Find all lines in the records that include the word "учреждениям", and copy them out.

↓

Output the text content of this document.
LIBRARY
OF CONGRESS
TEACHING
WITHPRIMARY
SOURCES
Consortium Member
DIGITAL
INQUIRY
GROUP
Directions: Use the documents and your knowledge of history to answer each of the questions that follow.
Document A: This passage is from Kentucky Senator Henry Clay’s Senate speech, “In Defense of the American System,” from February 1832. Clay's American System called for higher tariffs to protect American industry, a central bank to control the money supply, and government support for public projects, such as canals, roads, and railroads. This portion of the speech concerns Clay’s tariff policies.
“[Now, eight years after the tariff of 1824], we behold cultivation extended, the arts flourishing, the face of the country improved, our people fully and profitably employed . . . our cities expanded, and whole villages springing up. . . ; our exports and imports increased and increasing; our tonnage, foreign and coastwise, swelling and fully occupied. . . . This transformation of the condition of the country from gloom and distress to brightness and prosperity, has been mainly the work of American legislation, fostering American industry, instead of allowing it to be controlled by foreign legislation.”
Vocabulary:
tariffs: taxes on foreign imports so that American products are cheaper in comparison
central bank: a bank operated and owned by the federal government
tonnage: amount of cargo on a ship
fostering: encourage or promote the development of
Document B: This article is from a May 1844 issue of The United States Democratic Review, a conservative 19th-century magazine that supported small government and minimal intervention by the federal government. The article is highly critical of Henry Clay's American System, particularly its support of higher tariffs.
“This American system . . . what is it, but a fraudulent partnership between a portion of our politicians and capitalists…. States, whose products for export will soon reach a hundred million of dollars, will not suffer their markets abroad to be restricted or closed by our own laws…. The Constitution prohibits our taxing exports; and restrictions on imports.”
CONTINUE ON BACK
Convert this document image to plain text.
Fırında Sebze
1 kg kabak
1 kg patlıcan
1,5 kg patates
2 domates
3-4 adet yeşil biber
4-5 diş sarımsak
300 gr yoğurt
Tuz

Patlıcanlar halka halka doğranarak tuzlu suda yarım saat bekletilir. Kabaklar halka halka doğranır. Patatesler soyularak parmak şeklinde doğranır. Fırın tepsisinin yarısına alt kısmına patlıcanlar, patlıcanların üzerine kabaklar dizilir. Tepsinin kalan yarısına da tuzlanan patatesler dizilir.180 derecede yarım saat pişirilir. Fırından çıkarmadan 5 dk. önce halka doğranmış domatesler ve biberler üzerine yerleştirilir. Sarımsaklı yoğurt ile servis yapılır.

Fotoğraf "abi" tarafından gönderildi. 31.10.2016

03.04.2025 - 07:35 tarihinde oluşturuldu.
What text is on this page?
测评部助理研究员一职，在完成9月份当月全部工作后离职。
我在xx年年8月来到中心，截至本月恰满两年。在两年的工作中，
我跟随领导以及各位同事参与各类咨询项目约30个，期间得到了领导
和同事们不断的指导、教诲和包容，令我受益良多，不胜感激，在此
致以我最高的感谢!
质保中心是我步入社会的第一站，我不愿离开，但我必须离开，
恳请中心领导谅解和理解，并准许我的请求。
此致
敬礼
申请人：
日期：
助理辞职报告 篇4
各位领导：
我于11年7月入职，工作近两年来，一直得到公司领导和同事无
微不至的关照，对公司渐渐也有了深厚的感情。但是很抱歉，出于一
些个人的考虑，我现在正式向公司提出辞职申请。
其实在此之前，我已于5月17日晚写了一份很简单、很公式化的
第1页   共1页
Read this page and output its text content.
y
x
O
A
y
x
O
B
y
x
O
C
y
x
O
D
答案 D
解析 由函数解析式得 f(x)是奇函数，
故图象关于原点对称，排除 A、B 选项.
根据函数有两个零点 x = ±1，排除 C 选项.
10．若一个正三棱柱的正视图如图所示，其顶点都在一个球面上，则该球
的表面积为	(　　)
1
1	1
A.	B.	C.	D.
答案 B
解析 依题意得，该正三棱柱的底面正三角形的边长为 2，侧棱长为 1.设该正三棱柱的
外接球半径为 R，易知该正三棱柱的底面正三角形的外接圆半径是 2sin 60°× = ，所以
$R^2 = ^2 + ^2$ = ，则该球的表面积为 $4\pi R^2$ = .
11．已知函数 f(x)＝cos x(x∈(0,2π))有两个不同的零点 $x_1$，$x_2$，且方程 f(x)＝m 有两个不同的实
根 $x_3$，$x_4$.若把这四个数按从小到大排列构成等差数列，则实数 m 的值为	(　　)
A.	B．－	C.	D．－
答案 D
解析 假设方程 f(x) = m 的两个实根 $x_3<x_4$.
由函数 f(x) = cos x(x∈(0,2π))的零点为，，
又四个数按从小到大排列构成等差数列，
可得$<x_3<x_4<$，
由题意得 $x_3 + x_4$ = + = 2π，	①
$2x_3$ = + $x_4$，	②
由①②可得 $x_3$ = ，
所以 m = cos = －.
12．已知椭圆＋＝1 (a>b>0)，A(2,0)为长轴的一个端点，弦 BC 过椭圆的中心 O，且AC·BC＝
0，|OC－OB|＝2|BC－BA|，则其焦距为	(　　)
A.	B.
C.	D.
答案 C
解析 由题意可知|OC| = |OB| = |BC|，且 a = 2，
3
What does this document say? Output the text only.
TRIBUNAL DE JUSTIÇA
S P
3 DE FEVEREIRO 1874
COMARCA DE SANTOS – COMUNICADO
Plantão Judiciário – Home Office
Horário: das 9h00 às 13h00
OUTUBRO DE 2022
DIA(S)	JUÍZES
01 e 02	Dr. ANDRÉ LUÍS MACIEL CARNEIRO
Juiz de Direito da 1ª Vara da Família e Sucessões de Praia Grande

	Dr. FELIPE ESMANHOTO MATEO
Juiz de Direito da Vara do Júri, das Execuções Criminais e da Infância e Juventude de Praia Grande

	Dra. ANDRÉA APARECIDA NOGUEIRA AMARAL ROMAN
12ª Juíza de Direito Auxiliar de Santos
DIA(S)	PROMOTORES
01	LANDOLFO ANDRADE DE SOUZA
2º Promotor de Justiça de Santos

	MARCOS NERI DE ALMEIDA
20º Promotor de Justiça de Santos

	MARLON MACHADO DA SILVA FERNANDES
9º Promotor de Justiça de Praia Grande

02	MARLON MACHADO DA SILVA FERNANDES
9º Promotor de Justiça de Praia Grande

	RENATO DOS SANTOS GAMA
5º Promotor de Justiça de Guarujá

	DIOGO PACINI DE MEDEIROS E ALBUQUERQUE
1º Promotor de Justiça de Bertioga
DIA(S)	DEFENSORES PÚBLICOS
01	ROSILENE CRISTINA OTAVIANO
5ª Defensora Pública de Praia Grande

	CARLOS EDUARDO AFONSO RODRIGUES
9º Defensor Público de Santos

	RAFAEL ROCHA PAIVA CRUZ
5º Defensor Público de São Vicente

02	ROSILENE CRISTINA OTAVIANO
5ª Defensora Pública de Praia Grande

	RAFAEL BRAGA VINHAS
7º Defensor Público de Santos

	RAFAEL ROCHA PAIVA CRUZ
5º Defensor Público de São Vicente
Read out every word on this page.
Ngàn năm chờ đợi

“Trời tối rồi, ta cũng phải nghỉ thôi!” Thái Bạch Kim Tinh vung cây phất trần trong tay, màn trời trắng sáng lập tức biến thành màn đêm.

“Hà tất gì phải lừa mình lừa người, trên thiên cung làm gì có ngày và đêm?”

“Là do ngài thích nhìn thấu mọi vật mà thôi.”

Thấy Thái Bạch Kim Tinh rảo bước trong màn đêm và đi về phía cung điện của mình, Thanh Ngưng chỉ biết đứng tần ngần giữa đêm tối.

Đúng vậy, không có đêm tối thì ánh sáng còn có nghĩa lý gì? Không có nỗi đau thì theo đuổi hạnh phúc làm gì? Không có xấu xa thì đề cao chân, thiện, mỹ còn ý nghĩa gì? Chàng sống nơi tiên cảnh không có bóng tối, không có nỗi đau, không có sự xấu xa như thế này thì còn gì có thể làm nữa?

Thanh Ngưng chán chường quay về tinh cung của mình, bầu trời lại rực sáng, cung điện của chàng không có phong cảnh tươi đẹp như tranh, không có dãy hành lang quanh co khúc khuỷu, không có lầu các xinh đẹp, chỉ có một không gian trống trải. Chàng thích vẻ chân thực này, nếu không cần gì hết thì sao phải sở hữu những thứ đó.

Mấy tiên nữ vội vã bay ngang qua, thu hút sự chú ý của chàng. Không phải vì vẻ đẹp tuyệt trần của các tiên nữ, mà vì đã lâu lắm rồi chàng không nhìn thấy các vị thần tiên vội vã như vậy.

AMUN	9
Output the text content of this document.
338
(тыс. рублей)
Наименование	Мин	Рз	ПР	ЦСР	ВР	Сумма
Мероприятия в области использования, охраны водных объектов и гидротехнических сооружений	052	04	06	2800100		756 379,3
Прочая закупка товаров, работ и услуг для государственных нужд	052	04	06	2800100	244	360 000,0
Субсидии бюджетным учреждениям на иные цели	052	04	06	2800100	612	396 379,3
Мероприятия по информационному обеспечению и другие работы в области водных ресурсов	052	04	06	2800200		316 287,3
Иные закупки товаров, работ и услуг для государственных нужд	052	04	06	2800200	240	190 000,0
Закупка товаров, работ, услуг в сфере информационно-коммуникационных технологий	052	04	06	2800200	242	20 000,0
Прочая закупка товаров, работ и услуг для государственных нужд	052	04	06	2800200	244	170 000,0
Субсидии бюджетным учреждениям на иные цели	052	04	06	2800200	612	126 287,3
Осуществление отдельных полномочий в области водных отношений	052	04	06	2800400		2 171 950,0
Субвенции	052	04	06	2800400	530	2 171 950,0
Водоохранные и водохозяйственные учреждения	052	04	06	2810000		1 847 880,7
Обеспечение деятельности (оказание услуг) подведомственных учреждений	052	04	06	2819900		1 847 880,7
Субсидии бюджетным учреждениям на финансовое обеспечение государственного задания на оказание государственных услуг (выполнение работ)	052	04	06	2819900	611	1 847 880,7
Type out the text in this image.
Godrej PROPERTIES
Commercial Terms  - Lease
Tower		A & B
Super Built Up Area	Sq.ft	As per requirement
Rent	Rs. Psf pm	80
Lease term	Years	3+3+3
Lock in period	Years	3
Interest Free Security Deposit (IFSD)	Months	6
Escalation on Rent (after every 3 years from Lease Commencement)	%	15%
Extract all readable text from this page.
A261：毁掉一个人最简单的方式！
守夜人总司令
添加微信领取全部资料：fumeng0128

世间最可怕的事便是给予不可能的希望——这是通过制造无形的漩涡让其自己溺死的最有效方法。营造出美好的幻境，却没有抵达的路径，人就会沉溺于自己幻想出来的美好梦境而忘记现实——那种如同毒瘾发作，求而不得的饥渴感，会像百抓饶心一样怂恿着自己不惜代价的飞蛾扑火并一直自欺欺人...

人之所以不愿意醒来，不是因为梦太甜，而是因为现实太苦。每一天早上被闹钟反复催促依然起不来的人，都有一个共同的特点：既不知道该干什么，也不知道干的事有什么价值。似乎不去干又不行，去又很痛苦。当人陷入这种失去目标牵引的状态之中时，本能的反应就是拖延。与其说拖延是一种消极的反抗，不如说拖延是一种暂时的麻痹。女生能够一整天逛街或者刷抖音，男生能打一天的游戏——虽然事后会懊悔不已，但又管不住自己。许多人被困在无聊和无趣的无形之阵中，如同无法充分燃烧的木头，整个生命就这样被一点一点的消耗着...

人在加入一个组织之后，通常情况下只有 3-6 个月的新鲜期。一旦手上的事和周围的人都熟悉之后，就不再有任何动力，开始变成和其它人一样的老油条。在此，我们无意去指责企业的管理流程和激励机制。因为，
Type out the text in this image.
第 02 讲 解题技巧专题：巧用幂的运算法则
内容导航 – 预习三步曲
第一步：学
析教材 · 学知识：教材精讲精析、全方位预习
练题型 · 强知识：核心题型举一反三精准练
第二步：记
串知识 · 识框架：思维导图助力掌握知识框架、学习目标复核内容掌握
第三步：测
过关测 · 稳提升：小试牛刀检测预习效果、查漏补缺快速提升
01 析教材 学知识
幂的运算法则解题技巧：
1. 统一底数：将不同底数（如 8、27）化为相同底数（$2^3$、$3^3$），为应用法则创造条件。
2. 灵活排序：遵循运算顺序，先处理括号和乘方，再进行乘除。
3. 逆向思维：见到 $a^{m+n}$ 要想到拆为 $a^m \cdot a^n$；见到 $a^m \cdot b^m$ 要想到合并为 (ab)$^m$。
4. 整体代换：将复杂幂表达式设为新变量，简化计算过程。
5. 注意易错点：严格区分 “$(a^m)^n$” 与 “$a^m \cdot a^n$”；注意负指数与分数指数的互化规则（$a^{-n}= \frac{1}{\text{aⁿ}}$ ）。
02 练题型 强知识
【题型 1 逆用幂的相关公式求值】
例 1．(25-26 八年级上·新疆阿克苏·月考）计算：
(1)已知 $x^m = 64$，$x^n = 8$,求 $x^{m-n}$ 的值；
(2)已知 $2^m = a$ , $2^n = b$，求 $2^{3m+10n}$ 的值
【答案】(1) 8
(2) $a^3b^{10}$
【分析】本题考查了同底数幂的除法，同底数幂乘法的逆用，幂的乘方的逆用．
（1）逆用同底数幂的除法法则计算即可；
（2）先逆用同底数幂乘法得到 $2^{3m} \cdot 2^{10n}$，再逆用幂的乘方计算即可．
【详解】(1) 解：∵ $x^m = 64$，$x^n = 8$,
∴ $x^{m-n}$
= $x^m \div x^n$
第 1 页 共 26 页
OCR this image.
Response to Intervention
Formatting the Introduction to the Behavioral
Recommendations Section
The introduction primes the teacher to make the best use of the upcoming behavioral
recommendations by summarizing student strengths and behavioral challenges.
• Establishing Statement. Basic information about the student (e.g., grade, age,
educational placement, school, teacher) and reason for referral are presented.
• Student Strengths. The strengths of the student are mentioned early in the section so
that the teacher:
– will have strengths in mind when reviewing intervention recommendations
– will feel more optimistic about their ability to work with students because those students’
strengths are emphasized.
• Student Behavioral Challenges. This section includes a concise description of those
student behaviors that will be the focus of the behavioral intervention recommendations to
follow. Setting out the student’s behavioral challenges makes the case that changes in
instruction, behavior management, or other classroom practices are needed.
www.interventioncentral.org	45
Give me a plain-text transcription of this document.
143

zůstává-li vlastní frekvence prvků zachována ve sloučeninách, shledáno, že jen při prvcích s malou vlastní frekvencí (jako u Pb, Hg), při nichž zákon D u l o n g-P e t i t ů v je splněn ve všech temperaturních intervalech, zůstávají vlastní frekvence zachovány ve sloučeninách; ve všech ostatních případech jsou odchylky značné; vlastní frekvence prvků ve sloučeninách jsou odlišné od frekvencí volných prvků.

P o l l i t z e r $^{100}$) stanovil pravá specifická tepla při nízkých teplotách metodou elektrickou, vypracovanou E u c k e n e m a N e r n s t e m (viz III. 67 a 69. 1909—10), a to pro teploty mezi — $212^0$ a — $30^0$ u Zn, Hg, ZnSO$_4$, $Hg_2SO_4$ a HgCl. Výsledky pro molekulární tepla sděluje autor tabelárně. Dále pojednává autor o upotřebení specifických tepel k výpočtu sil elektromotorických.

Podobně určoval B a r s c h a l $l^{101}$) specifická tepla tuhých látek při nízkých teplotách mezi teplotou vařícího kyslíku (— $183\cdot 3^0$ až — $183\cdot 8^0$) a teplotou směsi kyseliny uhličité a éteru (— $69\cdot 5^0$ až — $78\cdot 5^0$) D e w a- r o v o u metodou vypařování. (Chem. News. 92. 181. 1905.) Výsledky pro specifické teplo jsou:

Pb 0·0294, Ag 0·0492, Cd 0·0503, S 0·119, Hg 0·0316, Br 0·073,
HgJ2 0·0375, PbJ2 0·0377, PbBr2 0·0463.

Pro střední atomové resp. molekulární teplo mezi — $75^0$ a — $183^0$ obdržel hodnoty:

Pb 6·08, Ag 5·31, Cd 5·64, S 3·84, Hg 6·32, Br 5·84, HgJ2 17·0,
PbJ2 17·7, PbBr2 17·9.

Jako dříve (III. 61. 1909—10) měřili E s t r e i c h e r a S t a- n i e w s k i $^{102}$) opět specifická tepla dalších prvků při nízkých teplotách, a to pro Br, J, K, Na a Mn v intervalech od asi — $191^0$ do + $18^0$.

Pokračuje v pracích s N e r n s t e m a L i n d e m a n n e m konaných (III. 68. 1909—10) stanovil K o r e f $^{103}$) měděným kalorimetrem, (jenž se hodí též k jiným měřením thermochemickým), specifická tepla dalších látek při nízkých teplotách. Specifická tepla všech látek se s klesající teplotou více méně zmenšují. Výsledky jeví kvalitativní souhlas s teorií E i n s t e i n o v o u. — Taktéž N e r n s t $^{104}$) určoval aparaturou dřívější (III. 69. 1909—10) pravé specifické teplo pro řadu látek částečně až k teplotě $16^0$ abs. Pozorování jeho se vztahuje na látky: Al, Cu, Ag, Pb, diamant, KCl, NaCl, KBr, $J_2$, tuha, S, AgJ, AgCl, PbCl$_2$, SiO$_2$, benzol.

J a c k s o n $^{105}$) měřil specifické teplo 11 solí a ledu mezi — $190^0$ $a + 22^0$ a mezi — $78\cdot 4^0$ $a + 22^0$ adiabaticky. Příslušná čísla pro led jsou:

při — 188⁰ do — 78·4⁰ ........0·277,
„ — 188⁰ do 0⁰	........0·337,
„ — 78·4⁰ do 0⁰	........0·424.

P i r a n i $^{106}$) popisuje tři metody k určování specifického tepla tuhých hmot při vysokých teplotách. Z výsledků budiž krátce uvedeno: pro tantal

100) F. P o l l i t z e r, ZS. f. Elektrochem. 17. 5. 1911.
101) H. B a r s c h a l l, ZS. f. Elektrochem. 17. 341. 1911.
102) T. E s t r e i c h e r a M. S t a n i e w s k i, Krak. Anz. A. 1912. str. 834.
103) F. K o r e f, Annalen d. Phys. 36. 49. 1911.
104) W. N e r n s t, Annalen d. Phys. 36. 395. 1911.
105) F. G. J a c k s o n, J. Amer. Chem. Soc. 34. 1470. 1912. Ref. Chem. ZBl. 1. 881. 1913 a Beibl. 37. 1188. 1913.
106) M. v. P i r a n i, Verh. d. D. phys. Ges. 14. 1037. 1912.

↑

● Written reply:
Субсидии бюджетным учреждениям на иные цели	052	04	06	2800100	612	396 379,3
Субсидии бюджетным учреждениям на иные цели	052	04	06	2800200	612	126 287,3
Субсидии бюджетным учреждениям на финансовое обеспечение государственного задания на оказание государственных услуг (выполнение работ)	052	04	06	2819900	611	1 847 880,7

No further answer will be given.